━━ Records provided ━━

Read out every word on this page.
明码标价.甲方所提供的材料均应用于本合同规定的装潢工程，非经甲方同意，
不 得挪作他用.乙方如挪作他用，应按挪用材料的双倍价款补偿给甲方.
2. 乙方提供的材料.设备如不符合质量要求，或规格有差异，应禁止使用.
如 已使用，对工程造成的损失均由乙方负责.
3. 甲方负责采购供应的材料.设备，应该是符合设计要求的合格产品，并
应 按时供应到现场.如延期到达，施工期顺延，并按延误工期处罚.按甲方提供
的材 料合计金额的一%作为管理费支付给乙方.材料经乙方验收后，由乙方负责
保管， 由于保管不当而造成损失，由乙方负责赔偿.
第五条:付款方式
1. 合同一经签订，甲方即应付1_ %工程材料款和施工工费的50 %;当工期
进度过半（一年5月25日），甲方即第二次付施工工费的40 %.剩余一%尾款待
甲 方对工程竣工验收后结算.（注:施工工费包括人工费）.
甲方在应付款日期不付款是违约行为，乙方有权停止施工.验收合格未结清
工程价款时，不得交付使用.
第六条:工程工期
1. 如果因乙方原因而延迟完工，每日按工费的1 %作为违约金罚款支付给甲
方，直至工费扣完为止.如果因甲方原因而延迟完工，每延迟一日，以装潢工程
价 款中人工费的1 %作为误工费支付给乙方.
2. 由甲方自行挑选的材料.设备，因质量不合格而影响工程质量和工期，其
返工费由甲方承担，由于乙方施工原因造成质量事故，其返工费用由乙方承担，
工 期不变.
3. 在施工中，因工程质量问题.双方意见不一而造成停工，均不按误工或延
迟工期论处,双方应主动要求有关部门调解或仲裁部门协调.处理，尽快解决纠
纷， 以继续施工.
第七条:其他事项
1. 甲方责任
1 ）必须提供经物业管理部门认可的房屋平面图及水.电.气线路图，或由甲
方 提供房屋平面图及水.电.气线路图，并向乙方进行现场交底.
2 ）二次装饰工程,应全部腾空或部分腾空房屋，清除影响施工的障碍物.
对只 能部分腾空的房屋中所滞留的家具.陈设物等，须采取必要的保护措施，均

━━━

What this task involves: Using the entries above, please restate each one word for word.

Exercise result:
Read out every word on this page.
明码标价.甲方所提供的材料均应用于本合同规定的装潢工程，非经甲方同意，
不 得挪作他用.乙方如挪作他用，应按挪用材料的双倍价款补偿给甲方.
2. 乙方提供的材料.设备如不符合质量要求，或规格有差异，应禁止使用.
如 已使用，对工程造成的损失均由乙方负责.
3. 甲方负责采购供应的材料.设备，应该是符合设计要求的合格产品，并
应 按时供应到现场.如延期到达，施工期顺延，并按延误工期处罚.按甲方提供
的材 料合计金额的一%作为管理费支付给乙方.材料经乙方验收后，由乙方负责
保管， 由于保管不当而造成损失，由乙方负责赔偿.
第五条:付款方式
1. 合同一经签订，甲方即应付1_ %工程材料款和施工工费的50 %;当工期
进度过半（一年5月25日），甲方即第二次付施工工费的40 %.剩余一%尾款待
甲 方对工程竣工验收后结算.（注:施工工费包括人工费）.
甲方在应付款日期不付款是违约行为，乙方有权停止施工.验收合格未结清
工程价款时，不得交付使用.
第六条:工程工期
1. 如果因乙方原因而延迟完工，每日按工费的1 %作为违约金罚款支付给甲
方，直至工费扣完为止.如果因甲方原因而延迟完工，每延迟一日，以装潢工程
价 款中人工费的1 %作为误工费支付给乙方.
2. 由甲方自行挑选的材料.设备，因质量不合格而影响工程质量和工期，其
返工费由甲方承担，由于乙方施工原因造成质量事故，其返工费用由乙方承担，
工 期不变.
3. 在施工中，因工程质量问题.双方意见不一而造成停工，均不按误工或延
迟工期论处,双方应主动要求有关部门调解或仲裁部门协调.处理，尽快解决纠
纷， 以继续施工.
第七条:其他事项
1. 甲方责任
1 ）必须提供经物业管理部门认可的房屋平面图及水.电.气线路图，或由甲
方 提供房屋平面图及水.电.气线路图，并向乙方进行现场交底.
2 ）二次装饰工程,应全部腾空或部分腾空房屋，清除影响施工的障碍物.
对只 能部分腾空的房屋中所滞留的家具.陈设物等，须采取必要的保护措施，均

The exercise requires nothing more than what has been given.